Flash Attention

#machine-learning #attention #optimization #gpu #transformers

An Efficient Attention Process

Standard Attention

We have the $Q, K, V \in R^{N * d}$ matrices in the HBM

Load $Q, K$ blocks from HBM to the GPU's SRAM.
Compute $S = Q K^{T}$ in GPU's SRAM and then move it to HBM.
Move $S$ from HBM and then $P = s o f t m a x (S)$ , write $P$ to HBM.
Load $P$ and $V$ by blocks from HBM, compute $O = P V$ and then move $O$ to HBM.

Flash Attention

Goal - Minimize the number of HBM accesses

To compute numerically stable softmax ->

$m (x) = m a x_{i} x_{i}$ -> Find the max value from the input vector
$f (x) = [e^{x_{1} - m (x)}, \dots, e^{x_{B} - m (x)}]$ -> before exponentiating each term, make sure to subtract the max from it.

### Tasks and exercises
a: Reproduce the Flash Attention notes between "#machine-learning #attention #optimization" and "write $P$ to HBM.", inclusive.
b: Please carry the Flash Attention notes forward, picking up after their last line.

### Data section
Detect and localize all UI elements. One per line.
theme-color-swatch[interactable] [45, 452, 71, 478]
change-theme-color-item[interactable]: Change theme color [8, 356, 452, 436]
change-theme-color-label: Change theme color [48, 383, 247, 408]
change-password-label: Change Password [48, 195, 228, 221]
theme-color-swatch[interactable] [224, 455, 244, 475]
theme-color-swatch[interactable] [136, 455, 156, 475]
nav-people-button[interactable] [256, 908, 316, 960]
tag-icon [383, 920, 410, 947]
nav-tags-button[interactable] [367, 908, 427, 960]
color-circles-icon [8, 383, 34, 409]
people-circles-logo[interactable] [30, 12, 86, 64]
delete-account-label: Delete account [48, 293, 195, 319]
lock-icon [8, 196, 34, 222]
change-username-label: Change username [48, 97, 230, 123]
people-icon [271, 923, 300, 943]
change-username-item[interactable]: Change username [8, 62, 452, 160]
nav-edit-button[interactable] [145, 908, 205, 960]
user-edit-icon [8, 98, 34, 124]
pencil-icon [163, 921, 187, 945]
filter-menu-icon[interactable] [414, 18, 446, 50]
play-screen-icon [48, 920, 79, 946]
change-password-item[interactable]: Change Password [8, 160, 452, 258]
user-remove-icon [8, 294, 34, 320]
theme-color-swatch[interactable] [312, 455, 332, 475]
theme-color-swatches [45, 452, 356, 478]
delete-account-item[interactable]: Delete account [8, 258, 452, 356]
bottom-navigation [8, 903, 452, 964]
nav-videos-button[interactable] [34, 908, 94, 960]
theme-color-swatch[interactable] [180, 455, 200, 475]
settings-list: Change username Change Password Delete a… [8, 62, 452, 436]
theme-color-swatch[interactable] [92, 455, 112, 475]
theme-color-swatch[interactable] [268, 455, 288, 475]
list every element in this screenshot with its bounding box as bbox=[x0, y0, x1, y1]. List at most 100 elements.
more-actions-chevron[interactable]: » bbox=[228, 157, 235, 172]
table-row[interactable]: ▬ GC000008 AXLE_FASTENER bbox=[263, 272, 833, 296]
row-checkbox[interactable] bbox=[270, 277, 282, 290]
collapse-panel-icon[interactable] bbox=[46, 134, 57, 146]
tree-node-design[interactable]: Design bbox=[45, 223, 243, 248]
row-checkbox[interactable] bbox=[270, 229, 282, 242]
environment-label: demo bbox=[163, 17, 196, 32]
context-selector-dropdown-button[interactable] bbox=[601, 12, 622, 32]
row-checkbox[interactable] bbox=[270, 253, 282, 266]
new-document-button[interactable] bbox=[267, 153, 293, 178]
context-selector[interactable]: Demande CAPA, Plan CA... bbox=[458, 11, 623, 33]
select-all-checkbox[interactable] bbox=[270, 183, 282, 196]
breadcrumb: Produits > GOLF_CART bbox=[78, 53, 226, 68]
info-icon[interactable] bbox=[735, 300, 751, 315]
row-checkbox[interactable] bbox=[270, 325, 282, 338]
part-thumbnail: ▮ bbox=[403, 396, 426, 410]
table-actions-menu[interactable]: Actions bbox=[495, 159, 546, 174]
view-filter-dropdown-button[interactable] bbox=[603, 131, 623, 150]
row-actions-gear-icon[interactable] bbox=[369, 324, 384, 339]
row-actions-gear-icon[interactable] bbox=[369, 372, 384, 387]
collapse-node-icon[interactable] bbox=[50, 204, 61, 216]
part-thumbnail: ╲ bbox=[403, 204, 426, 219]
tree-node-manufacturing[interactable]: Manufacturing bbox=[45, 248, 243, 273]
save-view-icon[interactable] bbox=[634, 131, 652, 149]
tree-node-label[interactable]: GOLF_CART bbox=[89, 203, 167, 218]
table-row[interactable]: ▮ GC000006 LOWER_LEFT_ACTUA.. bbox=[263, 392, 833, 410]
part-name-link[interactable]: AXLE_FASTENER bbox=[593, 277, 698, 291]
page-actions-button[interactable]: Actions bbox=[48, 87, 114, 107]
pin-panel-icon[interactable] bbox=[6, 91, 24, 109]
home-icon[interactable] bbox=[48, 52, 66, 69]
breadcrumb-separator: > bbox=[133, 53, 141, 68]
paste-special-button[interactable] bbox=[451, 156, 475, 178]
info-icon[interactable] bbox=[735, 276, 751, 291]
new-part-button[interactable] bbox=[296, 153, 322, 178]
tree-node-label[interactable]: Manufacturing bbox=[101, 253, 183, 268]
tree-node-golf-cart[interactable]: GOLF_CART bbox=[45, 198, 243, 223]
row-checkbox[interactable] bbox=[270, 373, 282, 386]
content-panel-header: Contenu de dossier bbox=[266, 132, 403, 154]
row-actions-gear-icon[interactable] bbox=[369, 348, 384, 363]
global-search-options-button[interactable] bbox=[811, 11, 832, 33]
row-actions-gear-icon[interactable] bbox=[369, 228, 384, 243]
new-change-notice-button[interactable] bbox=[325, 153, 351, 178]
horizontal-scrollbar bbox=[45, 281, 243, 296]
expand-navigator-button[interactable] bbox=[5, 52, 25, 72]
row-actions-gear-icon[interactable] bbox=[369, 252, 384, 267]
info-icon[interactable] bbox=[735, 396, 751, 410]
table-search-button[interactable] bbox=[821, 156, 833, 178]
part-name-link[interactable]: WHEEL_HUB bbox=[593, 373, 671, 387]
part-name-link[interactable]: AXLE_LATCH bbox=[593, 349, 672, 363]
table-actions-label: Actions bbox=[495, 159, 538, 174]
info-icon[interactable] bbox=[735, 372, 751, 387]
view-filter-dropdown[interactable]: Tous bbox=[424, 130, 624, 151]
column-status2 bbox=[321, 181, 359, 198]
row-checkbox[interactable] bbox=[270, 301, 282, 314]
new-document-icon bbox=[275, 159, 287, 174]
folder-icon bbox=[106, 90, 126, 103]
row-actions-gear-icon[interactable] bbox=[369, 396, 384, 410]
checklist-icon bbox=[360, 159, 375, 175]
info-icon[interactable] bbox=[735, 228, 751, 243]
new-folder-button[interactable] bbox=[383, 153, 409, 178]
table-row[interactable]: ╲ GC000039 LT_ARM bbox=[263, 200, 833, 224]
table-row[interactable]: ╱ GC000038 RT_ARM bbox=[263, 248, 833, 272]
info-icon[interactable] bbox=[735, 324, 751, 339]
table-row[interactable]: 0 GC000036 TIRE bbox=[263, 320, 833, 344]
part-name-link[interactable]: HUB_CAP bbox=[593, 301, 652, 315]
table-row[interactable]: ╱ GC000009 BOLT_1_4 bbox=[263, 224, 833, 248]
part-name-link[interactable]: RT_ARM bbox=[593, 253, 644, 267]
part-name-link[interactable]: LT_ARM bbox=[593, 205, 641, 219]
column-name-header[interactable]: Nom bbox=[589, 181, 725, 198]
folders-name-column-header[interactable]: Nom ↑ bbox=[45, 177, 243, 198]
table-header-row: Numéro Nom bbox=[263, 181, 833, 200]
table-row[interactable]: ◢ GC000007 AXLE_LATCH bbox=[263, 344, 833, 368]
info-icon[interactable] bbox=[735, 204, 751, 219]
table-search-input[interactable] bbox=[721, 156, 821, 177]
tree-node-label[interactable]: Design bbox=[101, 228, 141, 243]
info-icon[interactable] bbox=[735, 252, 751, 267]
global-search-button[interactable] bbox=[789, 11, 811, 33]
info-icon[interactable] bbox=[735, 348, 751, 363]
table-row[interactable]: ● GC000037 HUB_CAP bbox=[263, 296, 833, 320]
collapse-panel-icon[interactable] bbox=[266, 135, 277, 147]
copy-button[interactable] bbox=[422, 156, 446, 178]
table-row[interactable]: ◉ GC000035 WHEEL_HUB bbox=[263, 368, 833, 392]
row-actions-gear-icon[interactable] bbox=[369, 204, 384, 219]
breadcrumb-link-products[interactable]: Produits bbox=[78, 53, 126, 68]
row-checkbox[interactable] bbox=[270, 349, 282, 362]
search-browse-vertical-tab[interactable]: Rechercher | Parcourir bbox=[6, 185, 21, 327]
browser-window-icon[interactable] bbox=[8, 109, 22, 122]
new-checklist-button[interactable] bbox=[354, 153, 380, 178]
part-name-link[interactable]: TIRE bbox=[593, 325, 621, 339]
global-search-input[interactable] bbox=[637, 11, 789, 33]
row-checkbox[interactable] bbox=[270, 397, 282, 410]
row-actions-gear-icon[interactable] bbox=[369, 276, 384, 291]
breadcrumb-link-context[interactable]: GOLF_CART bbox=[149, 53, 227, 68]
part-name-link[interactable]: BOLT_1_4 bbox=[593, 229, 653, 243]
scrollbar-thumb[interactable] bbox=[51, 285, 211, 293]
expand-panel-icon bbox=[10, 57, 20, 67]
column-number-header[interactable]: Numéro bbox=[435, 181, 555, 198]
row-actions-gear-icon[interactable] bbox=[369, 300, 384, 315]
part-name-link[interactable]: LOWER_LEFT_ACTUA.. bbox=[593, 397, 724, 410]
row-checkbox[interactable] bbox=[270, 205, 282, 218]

### Set of answers
a:
#machine-learning #attention #optimization #gpu #transformers

An Efficient Attention Process

Standard Attention

We have the $Q, K, V \in R^{N * d}$ matrices in the HBM

Load $Q, K$ blocks from HBM to the GPU's SRAM.
Compute $S = Q K^{T}$ in GPU's SRAM and then move it to HBM.
Move $S$ from HBM and then $P = s o f t m a x (S)$ , write $P$ to HBM.

b:
$l (x) = \sum f (x)_{i}$ -> The running sum for the denominator.

We would like to have a way to compute softmax online and not after we calculate all the input terms. If we are able to do that, we would be able to compute the softmax without moving $S$ back and forth from HBM.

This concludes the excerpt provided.